__Page extract__:

In John Connolly’s “The Burning Soul,” Portland detective Charlie Parker is hired to help a man who, as a 14-year-old, was convicted of killing a 12-year-old girl in North Dakota two decades ago. The man has taken on a new identity after serving his prison time.

Now a 14-year-old girl is missing in the midcoast Maine town where the freed man has relocated, and he is receiving mail indicating someone knows about his past.

Parker’s investigation of where the notes are coming from and the girl’s disappearance involves people in the world of Boston organized crime, visits from spirits of dead people and quite a few deaths.

Connolly splits his time between Portland and his native Ireland. He weaves the landscape of Maine and the personality of the Pine Tree State’s people into the story, with the released convict benefiting from the let-people-alone attitude of the people in coastal Maine.

“The Burning Soul” (406 pages, Atria Books, $26) is the 10th in the Charlie Parker series of mysteries.

In October, Connolly also published “Infernals,” his second in a series of books for young adults.

Q: You have the Charlie Parker novels and this other series including “The Infernals” that was reviewed in last week’s Sunday Telegram. Is it hard to shift back and forth between the two of them?

A: I think that most authors have only a certain number of things that they can do, and one of mine is to write about children. I do it in different ways, in books for adults and for children.

One of my books, not part of a series, is “The Book of Lost Things,” a book about children for adults. So I don’t think it is a huge jump to do the same thing but in different forms.

Also, in writing crime novels, you can’t be funny. You can be a little funny, but you can’t really be funny. But in books for young adults and children, you can do anything that is consistent with the universe of the books.

Young adult fiction is fairly new. When I was young, I started reading adult fiction quite early. But the things about these books, especially ones like the “Twilight” vampire books, is that they aren’t really about what they seem to be about, but are about universal themes, such as falling in love with the wrong guy or about coming to terms with sexuality.

Q: So it isn’t just that you were getting tired of writing about Charlie Parker?

A: You don’t go to the gym every day to exercise the same muscles. You have to do different exercises to stay in shape.

It is the same with writing. I could make a very good living just doing the same book over and over, changing a few things in the series, because readers love reading about the same character, even if the quality goes down.

But writing about different things using the different muscles improves me as a writer and allows me to get better and better.

Q: Some of the lyricism of your writing reminds me of James Lee Burke, but you also have some noir in there. Who were some of your influences?

A: I think James Lee Burke is one of the two greatest American crime writers, so to be compared with him is an honor. Before I wrote my first book, I went to Montana to interview him for the Irish Times. I was so in awe of him.

__Given data__:
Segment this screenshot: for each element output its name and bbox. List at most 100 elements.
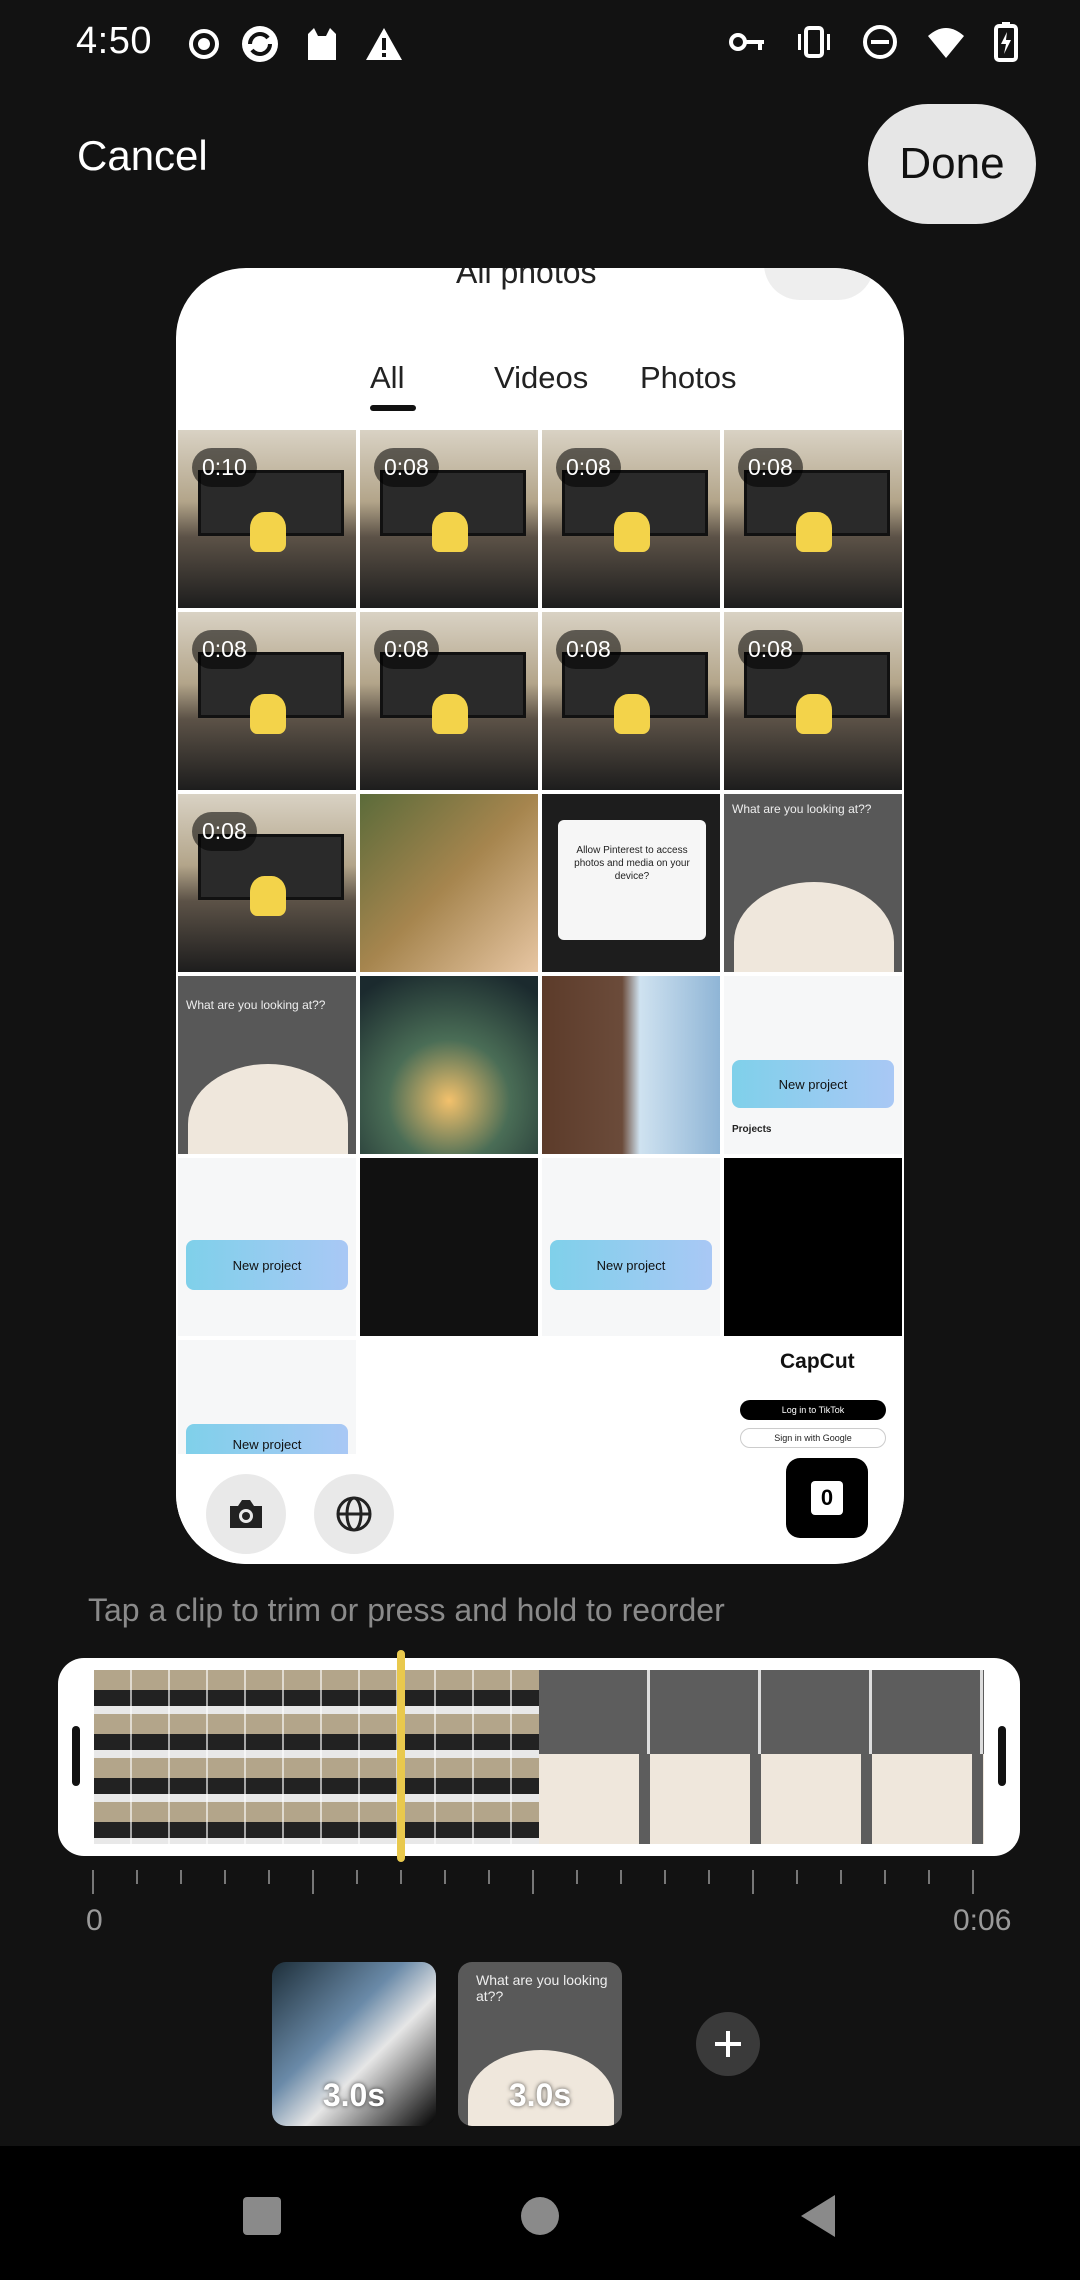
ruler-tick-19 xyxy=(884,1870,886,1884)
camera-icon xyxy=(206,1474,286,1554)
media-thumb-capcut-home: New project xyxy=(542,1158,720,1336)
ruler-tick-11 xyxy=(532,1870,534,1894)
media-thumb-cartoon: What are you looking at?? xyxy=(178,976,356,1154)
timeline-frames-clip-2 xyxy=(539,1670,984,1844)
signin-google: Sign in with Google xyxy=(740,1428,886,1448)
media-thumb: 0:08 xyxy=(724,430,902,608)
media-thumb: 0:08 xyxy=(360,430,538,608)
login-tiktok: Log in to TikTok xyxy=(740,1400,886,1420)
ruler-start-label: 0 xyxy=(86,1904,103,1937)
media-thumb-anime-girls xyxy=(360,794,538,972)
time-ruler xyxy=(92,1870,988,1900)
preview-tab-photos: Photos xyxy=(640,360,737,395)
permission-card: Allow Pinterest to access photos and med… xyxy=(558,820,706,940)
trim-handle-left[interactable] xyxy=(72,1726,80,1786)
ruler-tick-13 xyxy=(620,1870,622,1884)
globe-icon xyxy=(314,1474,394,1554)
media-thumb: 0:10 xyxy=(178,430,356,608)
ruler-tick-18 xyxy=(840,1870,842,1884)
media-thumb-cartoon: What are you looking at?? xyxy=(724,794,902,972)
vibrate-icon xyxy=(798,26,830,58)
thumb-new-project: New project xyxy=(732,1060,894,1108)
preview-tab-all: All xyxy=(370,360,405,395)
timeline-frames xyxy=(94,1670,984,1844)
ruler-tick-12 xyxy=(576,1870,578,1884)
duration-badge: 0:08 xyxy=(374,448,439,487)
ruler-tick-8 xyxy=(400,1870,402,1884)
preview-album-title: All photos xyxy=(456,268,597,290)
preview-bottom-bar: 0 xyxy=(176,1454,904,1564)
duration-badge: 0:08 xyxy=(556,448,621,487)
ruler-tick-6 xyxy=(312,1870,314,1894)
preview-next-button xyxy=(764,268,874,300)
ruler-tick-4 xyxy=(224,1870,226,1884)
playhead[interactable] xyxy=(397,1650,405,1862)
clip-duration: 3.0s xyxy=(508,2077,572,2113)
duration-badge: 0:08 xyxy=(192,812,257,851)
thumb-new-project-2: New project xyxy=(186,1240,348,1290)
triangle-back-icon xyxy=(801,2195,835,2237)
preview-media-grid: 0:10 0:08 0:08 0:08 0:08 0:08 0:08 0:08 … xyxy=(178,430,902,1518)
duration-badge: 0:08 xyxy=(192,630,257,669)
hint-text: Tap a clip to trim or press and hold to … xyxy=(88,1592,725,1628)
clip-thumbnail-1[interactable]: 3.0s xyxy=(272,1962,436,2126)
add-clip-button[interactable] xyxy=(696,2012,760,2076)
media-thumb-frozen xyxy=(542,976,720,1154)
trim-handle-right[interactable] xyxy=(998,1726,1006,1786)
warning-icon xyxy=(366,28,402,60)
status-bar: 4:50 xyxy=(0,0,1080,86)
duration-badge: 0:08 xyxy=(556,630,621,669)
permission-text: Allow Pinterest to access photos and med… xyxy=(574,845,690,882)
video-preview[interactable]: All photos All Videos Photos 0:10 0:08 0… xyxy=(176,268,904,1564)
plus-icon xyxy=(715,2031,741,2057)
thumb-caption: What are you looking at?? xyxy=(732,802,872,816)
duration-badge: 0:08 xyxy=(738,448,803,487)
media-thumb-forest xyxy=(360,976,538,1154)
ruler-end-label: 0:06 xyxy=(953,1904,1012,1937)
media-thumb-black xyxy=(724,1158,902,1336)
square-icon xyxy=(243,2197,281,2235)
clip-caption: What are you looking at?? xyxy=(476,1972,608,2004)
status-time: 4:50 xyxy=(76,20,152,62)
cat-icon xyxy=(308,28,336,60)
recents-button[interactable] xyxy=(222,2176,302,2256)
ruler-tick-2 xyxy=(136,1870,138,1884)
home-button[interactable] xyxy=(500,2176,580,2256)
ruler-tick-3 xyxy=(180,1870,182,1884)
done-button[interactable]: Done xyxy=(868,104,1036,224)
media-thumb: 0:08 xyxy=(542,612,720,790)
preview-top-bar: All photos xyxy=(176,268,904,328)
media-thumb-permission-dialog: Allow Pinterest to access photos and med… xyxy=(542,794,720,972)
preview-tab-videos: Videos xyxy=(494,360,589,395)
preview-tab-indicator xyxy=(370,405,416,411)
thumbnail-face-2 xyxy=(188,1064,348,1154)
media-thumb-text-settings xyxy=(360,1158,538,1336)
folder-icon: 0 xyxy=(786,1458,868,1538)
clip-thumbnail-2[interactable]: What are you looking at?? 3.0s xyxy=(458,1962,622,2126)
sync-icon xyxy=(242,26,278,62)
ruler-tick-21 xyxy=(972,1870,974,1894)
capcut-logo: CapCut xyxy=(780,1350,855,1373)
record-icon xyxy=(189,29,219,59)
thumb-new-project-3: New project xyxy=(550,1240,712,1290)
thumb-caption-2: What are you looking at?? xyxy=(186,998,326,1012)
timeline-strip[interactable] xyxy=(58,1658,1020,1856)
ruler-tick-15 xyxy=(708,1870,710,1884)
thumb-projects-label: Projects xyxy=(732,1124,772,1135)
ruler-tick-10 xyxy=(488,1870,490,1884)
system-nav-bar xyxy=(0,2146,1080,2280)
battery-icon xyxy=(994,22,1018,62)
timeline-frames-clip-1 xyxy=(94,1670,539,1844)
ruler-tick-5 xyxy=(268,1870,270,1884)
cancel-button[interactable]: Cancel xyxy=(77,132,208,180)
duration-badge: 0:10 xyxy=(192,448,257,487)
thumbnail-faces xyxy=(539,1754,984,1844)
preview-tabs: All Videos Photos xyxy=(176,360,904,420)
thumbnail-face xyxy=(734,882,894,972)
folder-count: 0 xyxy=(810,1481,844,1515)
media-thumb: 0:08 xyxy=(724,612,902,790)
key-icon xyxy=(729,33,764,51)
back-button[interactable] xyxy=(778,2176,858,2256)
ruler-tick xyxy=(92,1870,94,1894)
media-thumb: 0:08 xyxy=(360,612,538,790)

__Tasks to perform__:
1. Reproduce the records from the line containing "ruler-tick-19 xyxy=(884,1870,886,1884)" through the line containing "trim-handle-right[interactable] xyxy=(998,1726,1006,1786)", with both of those lines included.
2. Carry on the John Connolly interview from its last sentence.
The interview text and the records have nothing to do with each other.

__Task-by-task results__:
1.
ruler-tick-19 xyxy=(884,1870,886,1884)
camera-icon xyxy=(206,1474,286,1554)
media-thumb-capcut-home: New project xyxy=(542,1158,720,1336)
ruler-tick-11 xyxy=(532,1870,534,1894)
media-thumb-cartoon: What are you looking at?? xyxy=(178,976,356,1154)
timeline-frames-clip-2 xyxy=(539,1670,984,1844)
signin-google: Sign in with Google xyxy=(740,1428,886,1448)
media-thumb: 0:08 xyxy=(724,430,902,608)
media-thumb: 0:08 xyxy=(360,430,538,608)
login-tiktok: Log in to TikTok xyxy=(740,1400,886,1420)
ruler-start-label: 0 xyxy=(86,1904,103,1937)
media-thumb-anime-girls xyxy=(360,794,538,972)
time-ruler xyxy=(92,1870,988,1900)
preview-tab-photos: Photos xyxy=(640,360,737,395)
permission-card: Allow Pinterest to access photos and med… xyxy=(558,820,706,940)
trim-handle-left[interactable] xyxy=(72,1726,80,1786)
ruler-tick-13 xyxy=(620,1870,622,1884)
globe-icon xyxy=(314,1474,394,1554)
media-thumb: 0:10 xyxy=(178,430,356,608)
ruler-tick-18 xyxy=(840,1870,842,1884)
media-thumb-cartoon: What are you looking at?? xyxy=(724,794,902,972)
vibrate-icon xyxy=(798,26,830,58)
thumb-new-project: New project xyxy=(732,1060,894,1108)
preview-tab-all: All xyxy=(370,360,405,395)
timeline-frames xyxy=(94,1670,984,1844)
ruler-tick-12 xyxy=(576,1870,578,1884)
duration-badge: 0:08 xyxy=(374,448,439,487)
ruler-tick-8 xyxy=(400,1870,402,1884)
preview-album-title: All photos xyxy=(456,268,597,290)
preview-bottom-bar: 0 xyxy=(176,1454,904,1564)
duration-badge: 0:08 xyxy=(556,448,621,487)
ruler-tick-6 xyxy=(312,1870,314,1894)
preview-next-button xyxy=(764,268,874,300)
ruler-tick-4 xyxy=(224,1870,226,1884)
playhead[interactable] xyxy=(397,1650,405,1862)
clip-duration: 3.0s xyxy=(508,2077,572,2113)
duration-badge: 0:08 xyxy=(192,812,257,851)
thumb-new-project-2: New project xyxy=(186,1240,348,1290)
triangle-back-icon xyxy=(801,2195,835,2237)
preview-media-grid: 0:10 0:08 0:08 0:08 0:08 0:08 0:08 0:08 … xyxy=(178,430,902,1518)
duration-badge: 0:08 xyxy=(192,630,257,669)
hint-text: Tap a clip to trim or press and hold to … xyxy=(88,1592,725,1628)
clip-thumbnail-1[interactable]: 3.0s xyxy=(272,1962,436,2126)
add-clip-button[interactable] xyxy=(696,2012,760,2076)
media-thumb-frozen xyxy=(542,976,720,1154)
trim-handle-right[interactable] xyxy=(998,1726,1006,1786)

2.
Burke is the greatest crime writer in terms of language and importing the landscape to the criminal landscape. There is a lot of rot in Louisiana, in politics and institutions, and he shows the bogs and swamps of Louisiana rotting away as well. That is why I like his Louisiana books more than his Montana books.

I also like Ross MacDonald in terms of his empathy for the characters, and how a decision to act or not to act affects someone as a person.

Q: How did you end up in Portland?

A: I used to work at the Black Point Inn in Scarborough 20 years ago, and I fell in love with the place.

Maine and Ireland have a lot in common, both being maritime, and with the east coast having money and not so much as you go west into the more rural areas.

So a lot of those things felt familiar, although it was also different.

I didn’t want to be an Irish writer. Using Maine as a base helped me avoid the burden of being an Irish writer, with the background of the oppression, the revolution and poverty. And people really haven’t written much crime fiction in Ireland. There is no tradition of it.

Q: Were you ever a bartender at the Great Lost Bear, or is that just Charlie Parker?

A: I have been a bartender, but not at the Bear. When I started writing, I wanted to use real places, and I wanted to be as true to the city of Portland and the state of Maine as possible. It can’t always be exact, but I try to make it close. If I am writing and the plot doesn’t work with the place I want to use, I try to change the plot and not the place.

Q: Your mix of crime fiction with the supernatural is, if not unique, at least highly unusual. How did that come about?

A: There is a tradition in mystery and crime fiction of the application of science and rationality, going all the way back to Poe and Sherlock Holmes, and Agatha Christie with Poirot. They have a deep distrust of the supernatural or spiritual.

But in Ireland, there is a strong anti-rational side to the country. The country is strongly Catholic. Put that together, and there is a strong sense that rationality is not the only way to look at the world.

The roots of mystery fiction and supernatural fiction go to the same place, with black magic and the keeping of secrets. The mysterious and the supernatural make you doubt the foundation of your life.

Going back to what we talked about before with the “Twilight” series, supernatural fiction is not really about what it seems to be about. Burke does it very well, especially in “In the Electric Mist with the Confederate Dead.” It helps to explore things more if you fuse the two things together.

But the supernatural is still what I come under the most criticism for. 

Q: You’ve had “The Burning Soul” and “Infernals” just out this year. Do you have anything left in the works?

A: The next Charlie Parker, “Wrath of Angels,” will be coming out next year. Also, I am working on a collection of essays written by mystery authors about mystery fiction, and that should be coming out next year.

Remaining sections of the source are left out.